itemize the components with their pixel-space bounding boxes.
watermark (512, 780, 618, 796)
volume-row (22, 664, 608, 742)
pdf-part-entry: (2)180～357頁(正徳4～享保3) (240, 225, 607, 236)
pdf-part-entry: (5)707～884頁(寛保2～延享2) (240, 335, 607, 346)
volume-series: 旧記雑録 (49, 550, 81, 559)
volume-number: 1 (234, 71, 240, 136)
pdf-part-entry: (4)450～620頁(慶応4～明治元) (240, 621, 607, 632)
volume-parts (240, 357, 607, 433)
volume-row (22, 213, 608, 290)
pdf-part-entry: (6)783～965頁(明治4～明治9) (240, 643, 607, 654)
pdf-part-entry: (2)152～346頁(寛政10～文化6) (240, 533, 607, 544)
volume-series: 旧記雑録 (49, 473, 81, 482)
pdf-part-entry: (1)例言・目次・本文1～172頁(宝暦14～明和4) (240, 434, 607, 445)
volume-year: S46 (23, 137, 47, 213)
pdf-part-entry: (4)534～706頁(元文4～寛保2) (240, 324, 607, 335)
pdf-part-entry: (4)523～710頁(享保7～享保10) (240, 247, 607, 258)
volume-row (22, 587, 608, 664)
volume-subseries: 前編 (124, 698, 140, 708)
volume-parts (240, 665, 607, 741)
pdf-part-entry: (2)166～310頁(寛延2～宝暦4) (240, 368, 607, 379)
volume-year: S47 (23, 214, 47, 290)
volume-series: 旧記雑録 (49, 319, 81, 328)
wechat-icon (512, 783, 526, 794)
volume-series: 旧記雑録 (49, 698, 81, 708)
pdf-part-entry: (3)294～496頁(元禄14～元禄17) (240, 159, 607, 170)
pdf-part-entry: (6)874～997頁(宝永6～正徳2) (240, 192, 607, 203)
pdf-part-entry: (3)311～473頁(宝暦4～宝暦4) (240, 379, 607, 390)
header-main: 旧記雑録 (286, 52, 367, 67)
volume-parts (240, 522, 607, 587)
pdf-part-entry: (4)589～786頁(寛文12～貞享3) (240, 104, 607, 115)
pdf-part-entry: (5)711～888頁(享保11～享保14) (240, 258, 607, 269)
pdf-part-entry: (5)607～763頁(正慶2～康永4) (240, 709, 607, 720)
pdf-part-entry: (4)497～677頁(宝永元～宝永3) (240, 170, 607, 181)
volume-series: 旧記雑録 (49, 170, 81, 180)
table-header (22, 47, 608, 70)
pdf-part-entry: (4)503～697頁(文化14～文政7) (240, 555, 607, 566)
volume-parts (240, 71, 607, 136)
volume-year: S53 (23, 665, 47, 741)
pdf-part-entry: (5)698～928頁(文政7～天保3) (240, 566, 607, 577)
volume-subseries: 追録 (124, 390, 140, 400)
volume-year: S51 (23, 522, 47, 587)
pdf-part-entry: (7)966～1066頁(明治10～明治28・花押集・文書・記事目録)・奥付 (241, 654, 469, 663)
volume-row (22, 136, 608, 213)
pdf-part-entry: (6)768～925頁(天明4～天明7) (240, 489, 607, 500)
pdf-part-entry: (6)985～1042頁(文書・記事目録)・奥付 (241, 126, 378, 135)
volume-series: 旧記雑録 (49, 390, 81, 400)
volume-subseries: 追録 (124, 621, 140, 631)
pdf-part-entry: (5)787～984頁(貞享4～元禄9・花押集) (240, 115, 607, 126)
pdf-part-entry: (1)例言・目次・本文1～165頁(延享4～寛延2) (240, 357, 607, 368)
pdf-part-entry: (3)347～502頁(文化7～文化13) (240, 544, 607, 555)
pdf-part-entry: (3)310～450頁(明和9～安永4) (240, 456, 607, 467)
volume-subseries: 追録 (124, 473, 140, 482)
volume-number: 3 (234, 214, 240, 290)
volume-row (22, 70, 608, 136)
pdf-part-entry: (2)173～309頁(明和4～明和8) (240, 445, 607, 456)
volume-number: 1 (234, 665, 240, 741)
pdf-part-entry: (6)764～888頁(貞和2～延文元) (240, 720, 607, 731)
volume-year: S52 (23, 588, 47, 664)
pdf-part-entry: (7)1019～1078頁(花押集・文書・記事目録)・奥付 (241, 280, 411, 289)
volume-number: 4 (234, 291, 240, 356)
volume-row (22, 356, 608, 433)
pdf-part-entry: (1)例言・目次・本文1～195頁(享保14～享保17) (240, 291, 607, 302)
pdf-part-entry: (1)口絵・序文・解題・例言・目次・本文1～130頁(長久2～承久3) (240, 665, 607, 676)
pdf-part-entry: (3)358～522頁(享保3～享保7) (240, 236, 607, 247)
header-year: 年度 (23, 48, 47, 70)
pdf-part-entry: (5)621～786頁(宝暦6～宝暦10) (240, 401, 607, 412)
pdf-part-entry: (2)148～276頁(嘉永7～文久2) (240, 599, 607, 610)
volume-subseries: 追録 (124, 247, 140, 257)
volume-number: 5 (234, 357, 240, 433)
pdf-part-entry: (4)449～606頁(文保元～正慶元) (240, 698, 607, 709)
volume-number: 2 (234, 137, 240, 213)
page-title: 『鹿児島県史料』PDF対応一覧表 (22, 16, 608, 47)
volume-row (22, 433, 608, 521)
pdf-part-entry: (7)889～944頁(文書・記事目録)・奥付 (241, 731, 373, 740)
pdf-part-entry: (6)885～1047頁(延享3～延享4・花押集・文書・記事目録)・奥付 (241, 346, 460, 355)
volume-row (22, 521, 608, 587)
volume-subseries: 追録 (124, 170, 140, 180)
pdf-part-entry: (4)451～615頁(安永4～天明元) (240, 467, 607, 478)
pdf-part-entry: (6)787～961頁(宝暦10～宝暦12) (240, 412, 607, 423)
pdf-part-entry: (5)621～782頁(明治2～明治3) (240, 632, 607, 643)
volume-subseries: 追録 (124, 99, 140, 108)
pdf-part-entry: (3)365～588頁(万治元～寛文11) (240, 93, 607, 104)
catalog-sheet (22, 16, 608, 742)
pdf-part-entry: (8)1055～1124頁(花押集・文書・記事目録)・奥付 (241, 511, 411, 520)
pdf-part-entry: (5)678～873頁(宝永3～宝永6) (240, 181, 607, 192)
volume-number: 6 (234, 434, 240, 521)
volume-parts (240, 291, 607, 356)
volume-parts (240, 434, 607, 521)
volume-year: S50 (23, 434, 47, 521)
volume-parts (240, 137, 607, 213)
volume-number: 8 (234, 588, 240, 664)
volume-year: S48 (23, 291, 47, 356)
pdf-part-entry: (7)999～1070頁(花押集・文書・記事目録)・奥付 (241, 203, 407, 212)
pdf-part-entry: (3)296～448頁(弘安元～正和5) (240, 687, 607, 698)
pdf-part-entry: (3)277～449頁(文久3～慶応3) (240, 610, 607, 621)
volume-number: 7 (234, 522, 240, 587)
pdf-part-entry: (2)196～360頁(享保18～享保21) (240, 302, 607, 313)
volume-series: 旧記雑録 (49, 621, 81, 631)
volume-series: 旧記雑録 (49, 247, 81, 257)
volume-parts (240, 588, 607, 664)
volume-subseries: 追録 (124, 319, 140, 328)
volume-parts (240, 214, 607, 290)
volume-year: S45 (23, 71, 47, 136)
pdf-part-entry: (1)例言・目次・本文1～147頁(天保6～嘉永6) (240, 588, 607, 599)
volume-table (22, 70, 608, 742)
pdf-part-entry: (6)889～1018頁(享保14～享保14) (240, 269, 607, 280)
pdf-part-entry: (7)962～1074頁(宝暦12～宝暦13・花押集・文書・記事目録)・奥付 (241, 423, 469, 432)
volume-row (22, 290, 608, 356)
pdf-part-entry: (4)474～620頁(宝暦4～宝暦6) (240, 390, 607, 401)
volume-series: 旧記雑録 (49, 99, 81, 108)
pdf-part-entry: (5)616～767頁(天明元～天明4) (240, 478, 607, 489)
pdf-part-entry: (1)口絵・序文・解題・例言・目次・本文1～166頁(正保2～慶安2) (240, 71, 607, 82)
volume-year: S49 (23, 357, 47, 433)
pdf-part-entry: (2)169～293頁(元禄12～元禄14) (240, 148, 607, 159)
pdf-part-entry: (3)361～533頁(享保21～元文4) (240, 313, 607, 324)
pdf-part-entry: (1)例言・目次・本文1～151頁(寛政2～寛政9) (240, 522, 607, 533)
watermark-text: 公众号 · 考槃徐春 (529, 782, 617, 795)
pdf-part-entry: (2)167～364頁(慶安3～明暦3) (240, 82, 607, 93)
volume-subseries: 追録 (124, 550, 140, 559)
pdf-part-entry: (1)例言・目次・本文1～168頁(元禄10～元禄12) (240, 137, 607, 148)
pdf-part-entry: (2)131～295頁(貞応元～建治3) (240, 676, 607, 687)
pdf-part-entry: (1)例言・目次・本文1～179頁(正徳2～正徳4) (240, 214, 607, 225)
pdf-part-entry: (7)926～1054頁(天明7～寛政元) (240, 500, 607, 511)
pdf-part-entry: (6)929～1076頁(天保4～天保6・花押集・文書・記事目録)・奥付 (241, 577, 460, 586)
□ □ □ □ □ □ □
## What the task requires
Reproduce verbatim the portion of the records running from their start through the line containing "pdf-part-entry: (2)152～346頁(寛政10～文化6) (240, 533, 607, 544)", with both ends included.

## Result of the task
itemize the components with their pixel-space bounding boxes.
watermark (512, 780, 618, 796)
volume-row (22, 664, 608, 742)
pdf-part-entry: (2)180～357頁(正徳4～享保3) (240, 225, 607, 236)
pdf-part-entry: (5)707～884頁(寛保2～延享2) (240, 335, 607, 346)
volume-series: 旧記雑録 (49, 550, 81, 559)
volume-number: 1 (234, 71, 240, 136)
pdf-part-entry: (4)450～620頁(慶応4～明治元) (240, 621, 607, 632)
volume-parts (240, 357, 607, 433)
volume-row (22, 213, 608, 290)
pdf-part-entry: (6)783～965頁(明治4～明治9) (240, 643, 607, 654)
pdf-part-entry: (2)152～346頁(寛政10～文化6) (240, 533, 607, 544)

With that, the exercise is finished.